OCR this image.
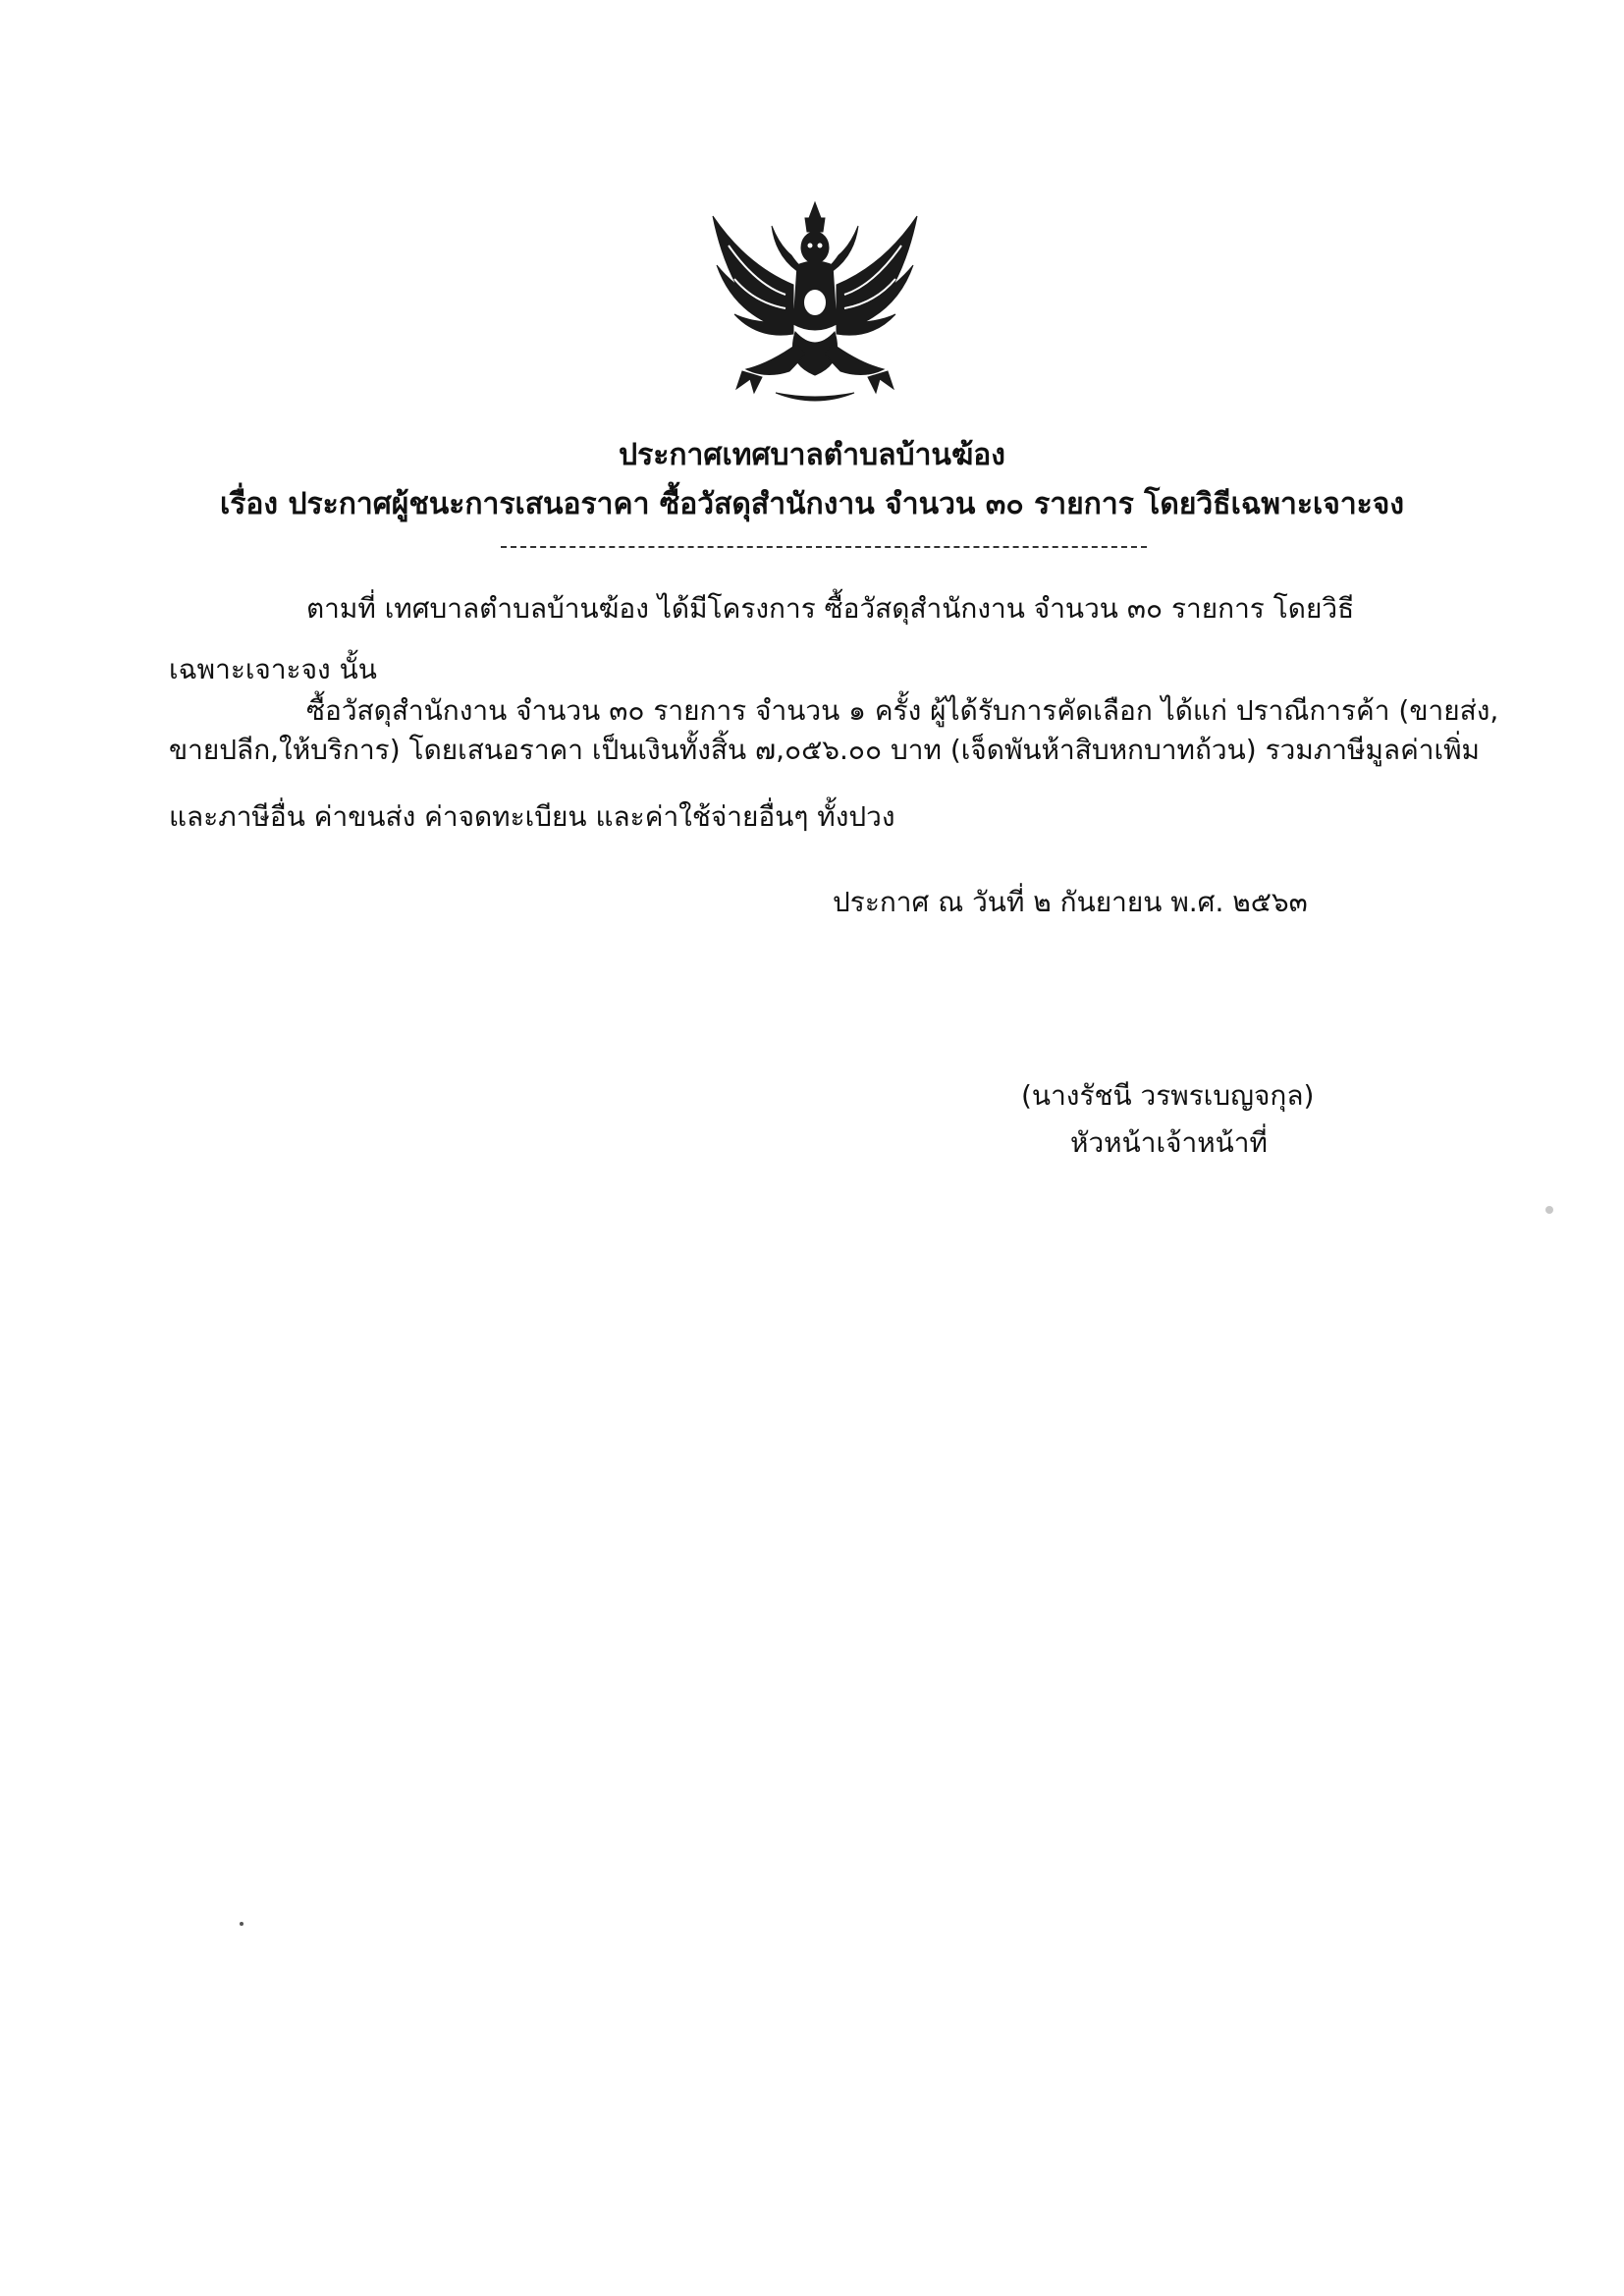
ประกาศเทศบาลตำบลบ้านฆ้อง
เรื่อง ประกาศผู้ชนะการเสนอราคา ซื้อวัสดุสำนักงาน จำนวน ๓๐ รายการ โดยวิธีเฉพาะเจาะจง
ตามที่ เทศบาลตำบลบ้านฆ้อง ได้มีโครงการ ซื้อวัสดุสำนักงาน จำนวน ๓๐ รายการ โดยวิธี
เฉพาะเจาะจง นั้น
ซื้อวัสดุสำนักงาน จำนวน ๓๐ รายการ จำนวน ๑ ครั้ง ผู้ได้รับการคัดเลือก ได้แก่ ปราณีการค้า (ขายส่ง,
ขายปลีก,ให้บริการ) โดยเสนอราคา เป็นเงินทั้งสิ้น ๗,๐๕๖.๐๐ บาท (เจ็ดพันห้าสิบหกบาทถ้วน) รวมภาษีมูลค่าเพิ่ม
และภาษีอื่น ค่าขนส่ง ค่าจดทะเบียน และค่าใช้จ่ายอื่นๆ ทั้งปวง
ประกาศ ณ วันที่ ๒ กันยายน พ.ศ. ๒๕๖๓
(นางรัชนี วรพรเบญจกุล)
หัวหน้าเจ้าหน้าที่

* * *

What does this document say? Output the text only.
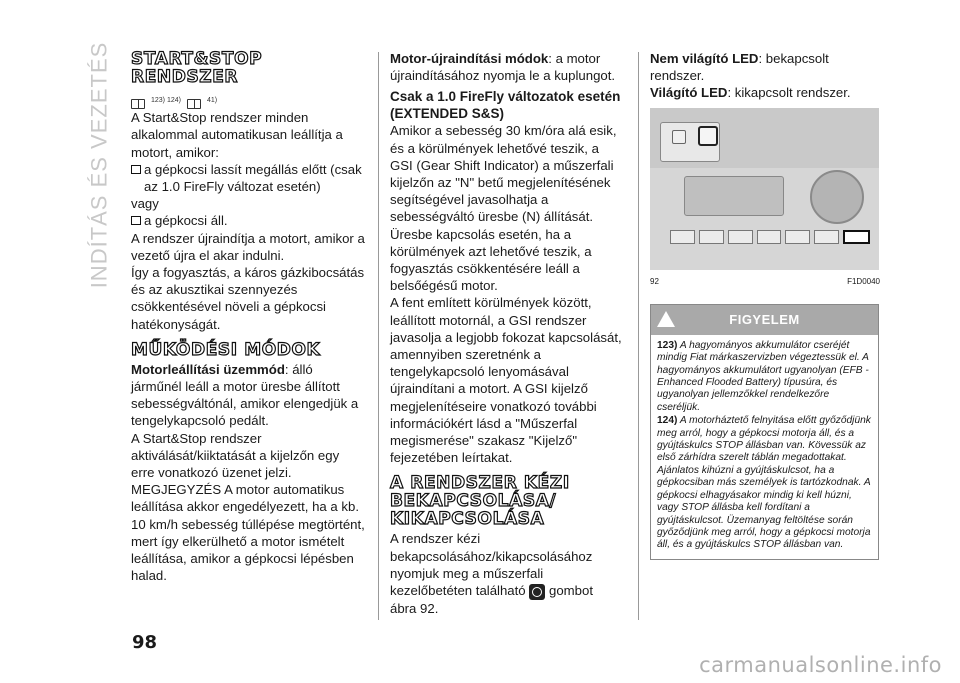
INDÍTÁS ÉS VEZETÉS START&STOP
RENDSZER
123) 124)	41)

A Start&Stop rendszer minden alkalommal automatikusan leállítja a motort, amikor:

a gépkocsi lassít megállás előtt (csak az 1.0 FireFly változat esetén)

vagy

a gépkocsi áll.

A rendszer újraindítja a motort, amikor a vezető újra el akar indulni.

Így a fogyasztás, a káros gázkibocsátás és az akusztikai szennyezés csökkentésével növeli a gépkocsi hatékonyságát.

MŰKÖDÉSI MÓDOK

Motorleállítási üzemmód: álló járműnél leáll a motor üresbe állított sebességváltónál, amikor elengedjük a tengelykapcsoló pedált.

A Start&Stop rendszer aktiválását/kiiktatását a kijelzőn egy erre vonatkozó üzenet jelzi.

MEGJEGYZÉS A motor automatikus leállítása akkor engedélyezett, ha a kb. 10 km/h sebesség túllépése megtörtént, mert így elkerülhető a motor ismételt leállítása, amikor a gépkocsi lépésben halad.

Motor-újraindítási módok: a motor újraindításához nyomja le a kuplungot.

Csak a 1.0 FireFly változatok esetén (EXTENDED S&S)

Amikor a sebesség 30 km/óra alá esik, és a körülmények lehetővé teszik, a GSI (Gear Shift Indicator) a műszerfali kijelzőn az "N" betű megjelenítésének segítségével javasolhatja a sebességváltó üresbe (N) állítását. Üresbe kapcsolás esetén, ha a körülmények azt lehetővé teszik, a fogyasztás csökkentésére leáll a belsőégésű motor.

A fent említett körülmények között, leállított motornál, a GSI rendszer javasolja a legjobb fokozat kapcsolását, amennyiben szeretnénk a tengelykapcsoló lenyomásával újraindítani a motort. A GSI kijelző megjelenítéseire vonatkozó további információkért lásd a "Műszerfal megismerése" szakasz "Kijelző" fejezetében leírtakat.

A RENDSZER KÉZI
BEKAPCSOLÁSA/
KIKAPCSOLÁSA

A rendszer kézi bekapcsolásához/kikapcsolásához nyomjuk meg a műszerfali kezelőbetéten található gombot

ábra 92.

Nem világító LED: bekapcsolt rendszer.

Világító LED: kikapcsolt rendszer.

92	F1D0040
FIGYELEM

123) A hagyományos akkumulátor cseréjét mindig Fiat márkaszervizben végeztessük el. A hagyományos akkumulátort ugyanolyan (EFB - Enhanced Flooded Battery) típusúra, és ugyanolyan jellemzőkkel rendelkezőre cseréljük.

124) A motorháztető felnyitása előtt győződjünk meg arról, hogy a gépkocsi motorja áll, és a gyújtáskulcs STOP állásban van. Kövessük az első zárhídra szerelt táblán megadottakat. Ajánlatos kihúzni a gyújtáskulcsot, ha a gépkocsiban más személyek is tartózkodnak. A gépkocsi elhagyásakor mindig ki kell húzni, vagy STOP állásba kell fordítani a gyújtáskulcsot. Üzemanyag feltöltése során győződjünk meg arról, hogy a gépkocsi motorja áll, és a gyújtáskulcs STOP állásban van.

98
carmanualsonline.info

--

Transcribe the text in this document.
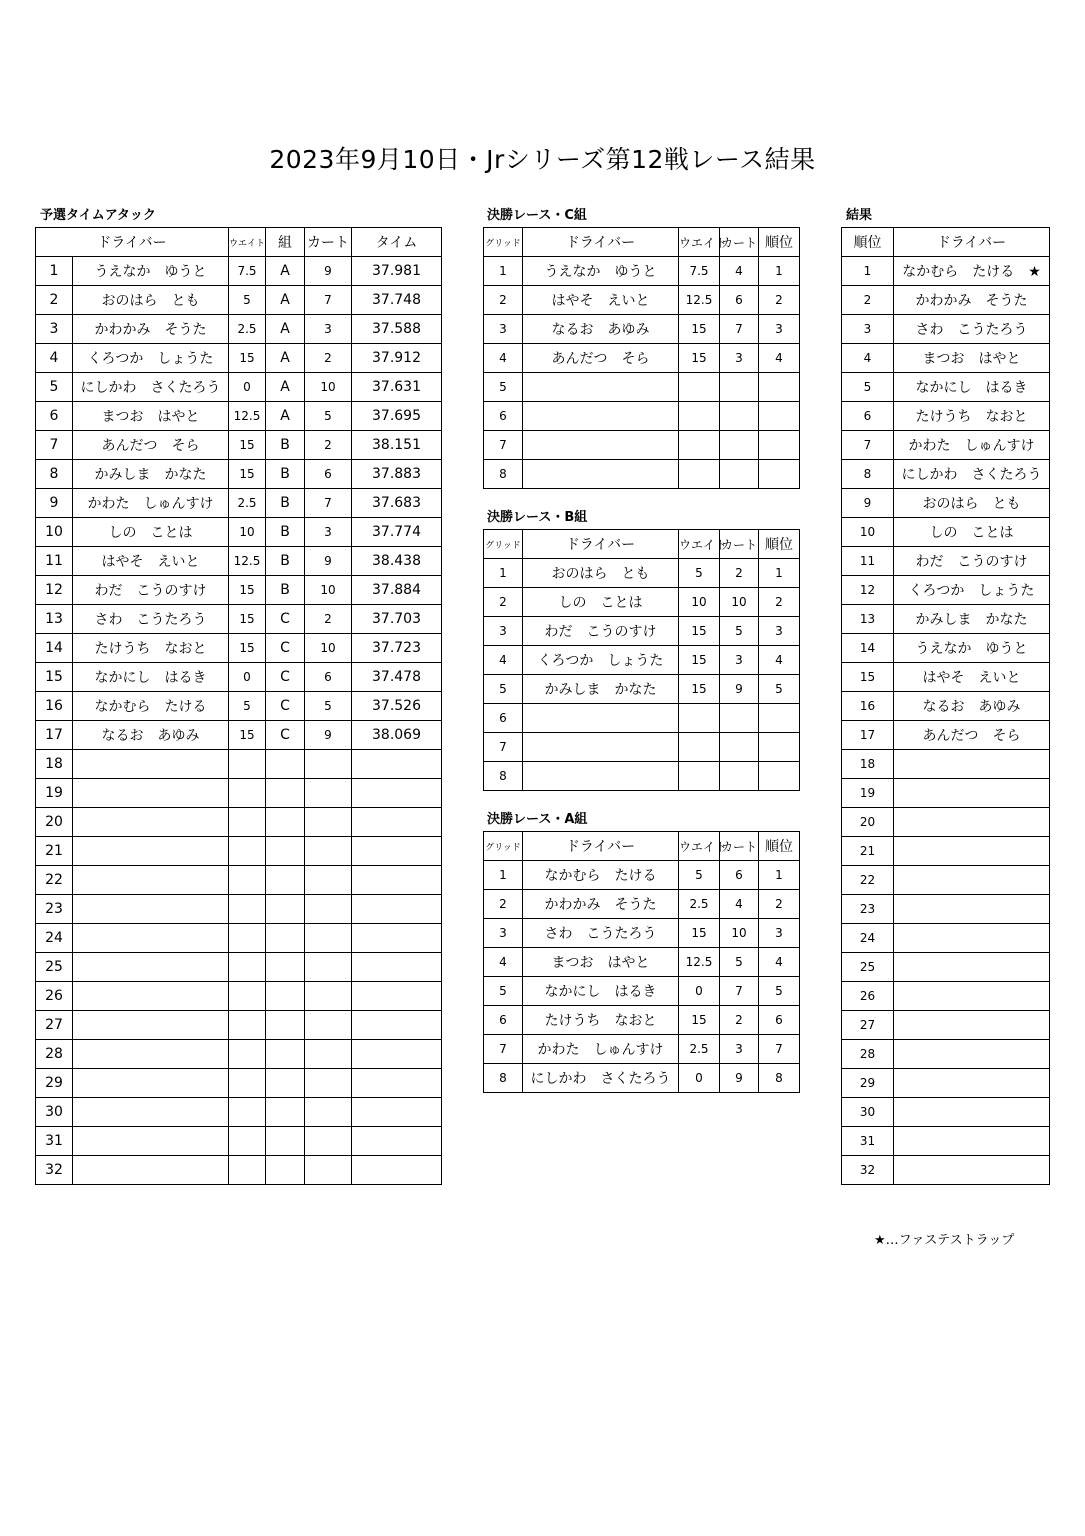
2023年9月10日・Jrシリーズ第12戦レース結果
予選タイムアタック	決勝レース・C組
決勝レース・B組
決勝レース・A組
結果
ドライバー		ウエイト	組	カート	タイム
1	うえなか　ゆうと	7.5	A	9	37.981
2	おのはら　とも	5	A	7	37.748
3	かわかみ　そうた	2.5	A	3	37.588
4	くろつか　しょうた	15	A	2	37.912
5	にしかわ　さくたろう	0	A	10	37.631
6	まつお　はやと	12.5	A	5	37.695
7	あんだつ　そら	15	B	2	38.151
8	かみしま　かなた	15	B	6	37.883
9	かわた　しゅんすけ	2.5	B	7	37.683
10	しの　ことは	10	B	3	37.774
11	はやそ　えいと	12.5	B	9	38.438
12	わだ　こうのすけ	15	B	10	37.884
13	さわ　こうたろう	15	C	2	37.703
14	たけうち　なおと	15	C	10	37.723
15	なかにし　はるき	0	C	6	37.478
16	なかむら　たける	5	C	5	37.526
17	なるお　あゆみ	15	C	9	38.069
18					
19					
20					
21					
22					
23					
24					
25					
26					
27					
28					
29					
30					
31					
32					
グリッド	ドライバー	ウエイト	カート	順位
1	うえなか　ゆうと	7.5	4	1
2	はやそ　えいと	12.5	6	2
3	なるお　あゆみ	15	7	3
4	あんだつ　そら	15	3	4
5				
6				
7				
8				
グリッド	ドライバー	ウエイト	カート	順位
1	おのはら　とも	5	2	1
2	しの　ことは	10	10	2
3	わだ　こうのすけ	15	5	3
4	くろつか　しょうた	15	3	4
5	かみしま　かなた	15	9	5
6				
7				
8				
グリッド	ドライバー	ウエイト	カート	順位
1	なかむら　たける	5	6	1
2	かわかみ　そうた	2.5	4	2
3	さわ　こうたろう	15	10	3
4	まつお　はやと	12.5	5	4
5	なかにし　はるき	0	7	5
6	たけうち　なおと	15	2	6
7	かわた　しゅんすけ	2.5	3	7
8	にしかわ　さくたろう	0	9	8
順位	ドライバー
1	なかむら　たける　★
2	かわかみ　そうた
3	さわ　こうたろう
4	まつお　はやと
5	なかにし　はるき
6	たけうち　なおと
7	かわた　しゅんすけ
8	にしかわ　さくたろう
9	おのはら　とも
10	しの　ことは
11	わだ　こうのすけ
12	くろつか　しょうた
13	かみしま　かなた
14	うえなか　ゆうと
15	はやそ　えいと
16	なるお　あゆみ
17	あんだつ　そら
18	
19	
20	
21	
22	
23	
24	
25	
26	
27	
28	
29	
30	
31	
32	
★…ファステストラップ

SET TASK:
For the data above, state only how many lines include the word "かわかみ".

WRITTEN ANSWER:
3